## EXERCISE INSTRUCTIONS:
Write the material out again exactly.

★ ★ ★ ★ ★ ★ ★

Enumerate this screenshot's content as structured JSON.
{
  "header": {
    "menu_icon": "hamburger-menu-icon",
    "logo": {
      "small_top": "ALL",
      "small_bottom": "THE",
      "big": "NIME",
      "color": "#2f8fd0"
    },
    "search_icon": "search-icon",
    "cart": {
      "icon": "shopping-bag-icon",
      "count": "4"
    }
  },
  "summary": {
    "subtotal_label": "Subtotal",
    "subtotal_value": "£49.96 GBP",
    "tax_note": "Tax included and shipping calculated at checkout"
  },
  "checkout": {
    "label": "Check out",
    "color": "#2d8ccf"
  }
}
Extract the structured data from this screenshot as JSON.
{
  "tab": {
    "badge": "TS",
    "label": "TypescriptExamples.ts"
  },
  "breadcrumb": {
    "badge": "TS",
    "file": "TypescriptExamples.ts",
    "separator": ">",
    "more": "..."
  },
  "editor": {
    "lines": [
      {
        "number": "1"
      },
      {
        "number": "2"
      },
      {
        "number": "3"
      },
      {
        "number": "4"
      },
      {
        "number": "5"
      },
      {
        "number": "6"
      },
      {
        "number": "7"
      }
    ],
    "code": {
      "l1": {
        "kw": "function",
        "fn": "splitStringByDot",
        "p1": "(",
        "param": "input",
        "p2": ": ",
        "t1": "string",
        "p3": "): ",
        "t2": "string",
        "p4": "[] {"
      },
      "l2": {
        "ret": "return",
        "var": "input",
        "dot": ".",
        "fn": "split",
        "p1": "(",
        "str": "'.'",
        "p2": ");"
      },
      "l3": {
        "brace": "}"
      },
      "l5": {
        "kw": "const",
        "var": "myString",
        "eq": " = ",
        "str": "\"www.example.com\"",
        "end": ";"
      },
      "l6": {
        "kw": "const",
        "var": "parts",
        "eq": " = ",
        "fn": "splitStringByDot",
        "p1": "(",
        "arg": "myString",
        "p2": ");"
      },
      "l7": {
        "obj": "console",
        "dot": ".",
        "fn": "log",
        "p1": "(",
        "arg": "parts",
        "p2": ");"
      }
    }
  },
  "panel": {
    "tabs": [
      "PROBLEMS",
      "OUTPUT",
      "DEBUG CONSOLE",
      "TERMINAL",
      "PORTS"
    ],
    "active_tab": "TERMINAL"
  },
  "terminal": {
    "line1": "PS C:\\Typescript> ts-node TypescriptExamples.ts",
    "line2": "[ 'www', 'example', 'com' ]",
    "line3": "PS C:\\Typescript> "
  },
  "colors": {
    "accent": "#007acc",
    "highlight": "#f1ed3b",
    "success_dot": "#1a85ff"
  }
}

★ ★ ★ ★ ★ ★ ★

## SOLUTION BELOW:
Enumerate this screenshot's content as structured JSON.
{
  "header": {
    "menu_icon": "hamburger-menu-icon",
    "logo": {
      "small_top": "ALL",
      "small_bottom": "THE",
      "big": "NIME",
      "color": "#2f8fd0"
    },
    "search_icon": "search-icon",
    "cart": {
      "icon": "shopping-bag-icon",
      "count": "4"
    }
  },
  "summary": {
    "subtotal_label": "Subtotal",
    "subtotal_value": "£49.96 GBP",
    "tax_note": "Tax included and shipping calculated at checkout"
  },
  "checkout": {
    "label": "Check out",
    "color": "#2d8ccf"
  }
}
Extract the structured data from this screenshot as JSON.
{
  "tab": {
    "badge": "TS",
    "label": "TypescriptExamples.ts"
  },
  "breadcrumb": {
    "badge": "TS",
    "file": "TypescriptExamples.ts",
    "separator": ">",
    "more": "..."
  },
  "editor": {
    "lines": [
      {
        "number": "1"
      },
      {
        "number": "2"
      },
      {
        "number": "3"
      },
      {
        "number": "4"
      },
      {
        "number": "5"
      },
      {
        "number": "6"
      },
      {
        "number": "7"
      }
    ],
    "code": {
      "l1": {
        "kw": "function",
        "fn": "splitStringByDot",
        "p1": "(",
        "param": "input",
        "p2": ": ",
        "t1": "string",
        "p3": "): ",
        "t2": "string",
        "p4": "[] {"
      },
      "l2": {
        "ret": "return",
        "var": "input",
        "dot": ".",
        "fn": "split",
        "p1": "(",
        "str": "'.'",
        "p2": ");"
      },
      "l3": {
        "brace": "}"
      },
      "l5": {
        "kw": "const",
        "var": "myString",
        "eq": " = ",
        "str": "\"www.example.com\"",
        "end": ";"
      },
      "l6": {
        "kw": "const",
        "var": "parts",
        "eq": " = ",
        "fn": "splitStringByDot",
        "p1": "(",
        "arg": "myString",
        "p2": ");"
      },
      "l7": {
        "obj": "console",
        "dot": ".",
        "fn": "log",
        "p1": "(",
        "arg": "parts",
        "p2": ");"
      }
    }
  },
  "panel": {
    "tabs": [
      "PROBLEMS",
      "OUTPUT",
      "DEBUG CONSOLE",
      "TERMINAL",
      "PORTS"
    ],
    "active_tab": "TERMINAL"
  },
  "terminal": {
    "line1": "PS C:\\Typescript> ts-node TypescriptExamples.ts",
    "line2": "[ 'www', 'example', 'com' ]",
    "line3": "PS C:\\Typescript> "
  },
  "colors": {
    "accent": "#007acc",
    "highlight": "#f1ed3b",
    "success_dot": "#1a85ff"
  }
}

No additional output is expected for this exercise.